Work to do => Below is a block of records; reproduce all of them exactly and leave out any pictures.

(Dataset rows)
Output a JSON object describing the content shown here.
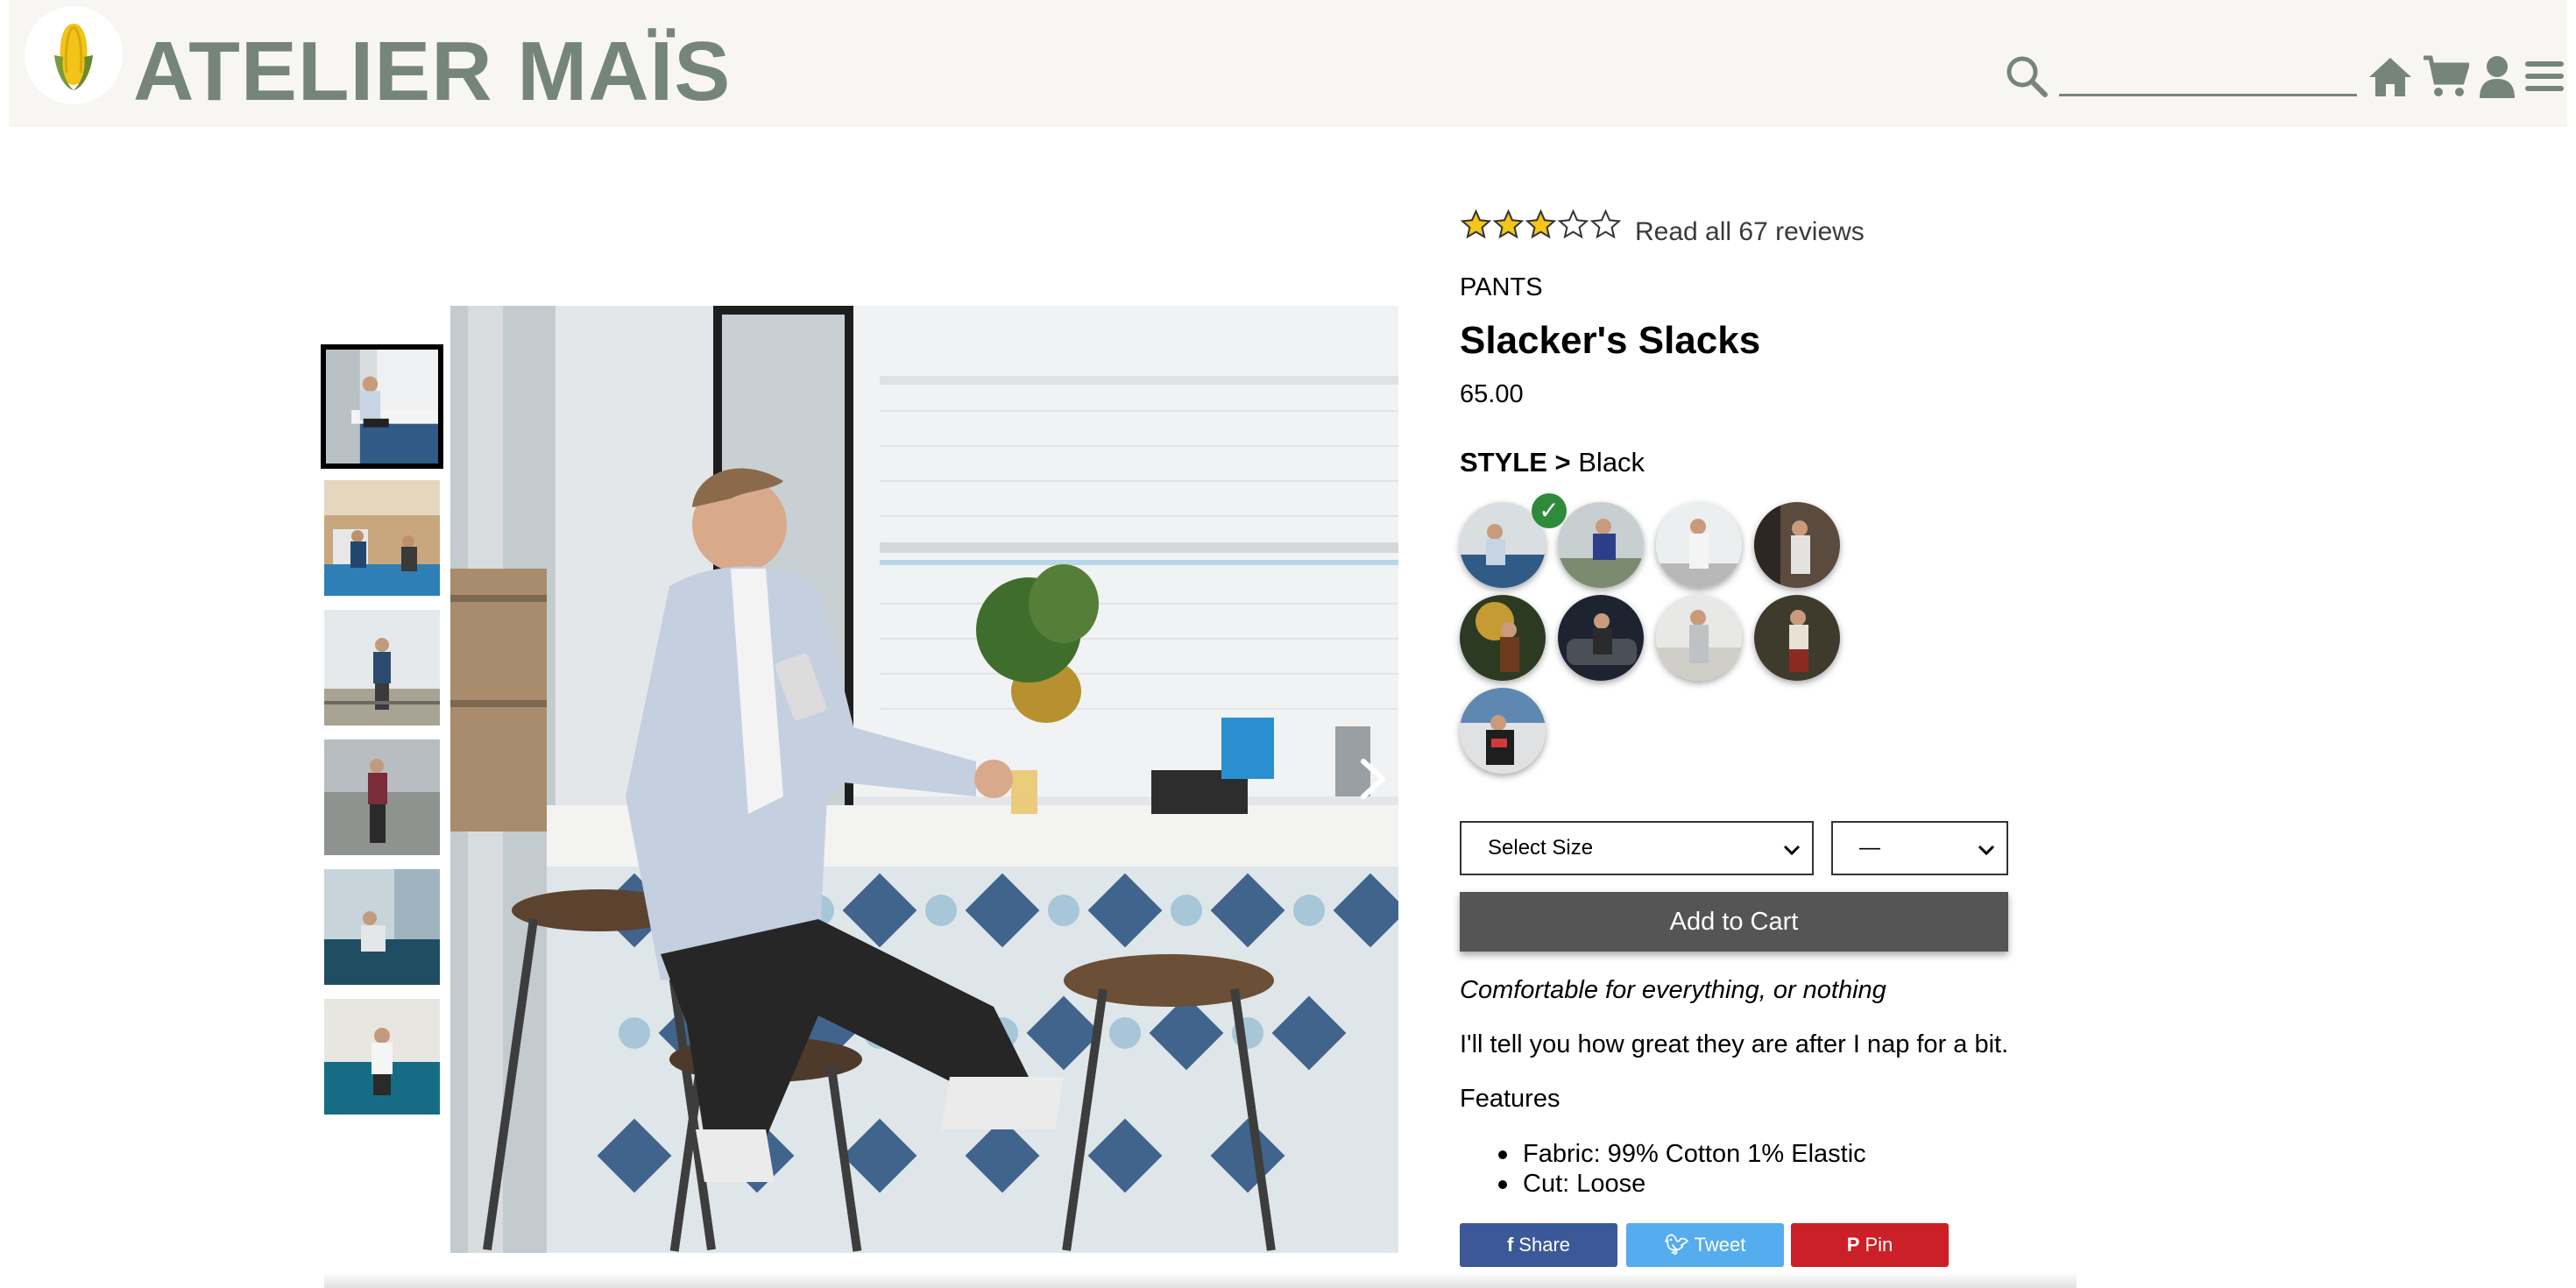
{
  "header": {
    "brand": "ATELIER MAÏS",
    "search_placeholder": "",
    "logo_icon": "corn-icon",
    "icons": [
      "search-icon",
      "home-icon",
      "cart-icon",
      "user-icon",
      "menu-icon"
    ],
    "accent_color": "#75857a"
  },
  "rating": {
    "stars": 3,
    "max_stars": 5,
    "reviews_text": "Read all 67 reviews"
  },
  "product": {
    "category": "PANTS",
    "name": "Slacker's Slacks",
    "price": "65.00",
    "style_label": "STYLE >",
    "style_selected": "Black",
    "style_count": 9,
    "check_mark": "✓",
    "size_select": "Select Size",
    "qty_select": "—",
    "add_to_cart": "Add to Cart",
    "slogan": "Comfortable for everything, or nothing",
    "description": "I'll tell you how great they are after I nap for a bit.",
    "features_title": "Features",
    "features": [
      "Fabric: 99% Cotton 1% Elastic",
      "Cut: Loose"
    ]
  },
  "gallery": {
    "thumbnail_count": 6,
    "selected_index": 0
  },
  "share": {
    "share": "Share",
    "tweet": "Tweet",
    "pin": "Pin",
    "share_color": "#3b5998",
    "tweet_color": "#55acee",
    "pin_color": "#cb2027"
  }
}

Final result =>
Output a JSON object describing the content shown here.
{
  "header": {
    "brand": "ATELIER MAÏS",
    "search_placeholder": "",
    "logo_icon": "corn-icon",
    "icons": [
      "search-icon",
      "home-icon",
      "cart-icon",
      "user-icon",
      "menu-icon"
    ],
    "accent_color": "#75857a"
  },
  "rating": {
    "stars": 3,
    "max_stars": 5,
    "reviews_text": "Read all 67 reviews"
  },
  "product": {
    "category": "PANTS",
    "name": "Slacker's Slacks",
    "price": "65.00",
    "style_label": "STYLE >",
    "style_selected": "Black",
    "style_count": 9,
    "check_mark": "✓",
    "size_select": "Select Size",
    "qty_select": "—",
    "add_to_cart": "Add to Cart",
    "slogan": "Comfortable for everything, or nothing",
    "description": "I'll tell you how great they are after I nap for a bit.",
    "features_title": "Features",
    "features": [
      "Fabric: 99% Cotton 1% Elastic",
      "Cut: Loose"
    ]
  },
  "gallery": {
    "thumbnail_count": 6,
    "selected_index": 0
  },
  "share": {
    "share": "Share",
    "tweet": "Tweet",
    "pin": "Pin",
    "share_color": "#3b5998",
    "tweet_color": "#55acee",
    "pin_color": "#cb2027"
  }
}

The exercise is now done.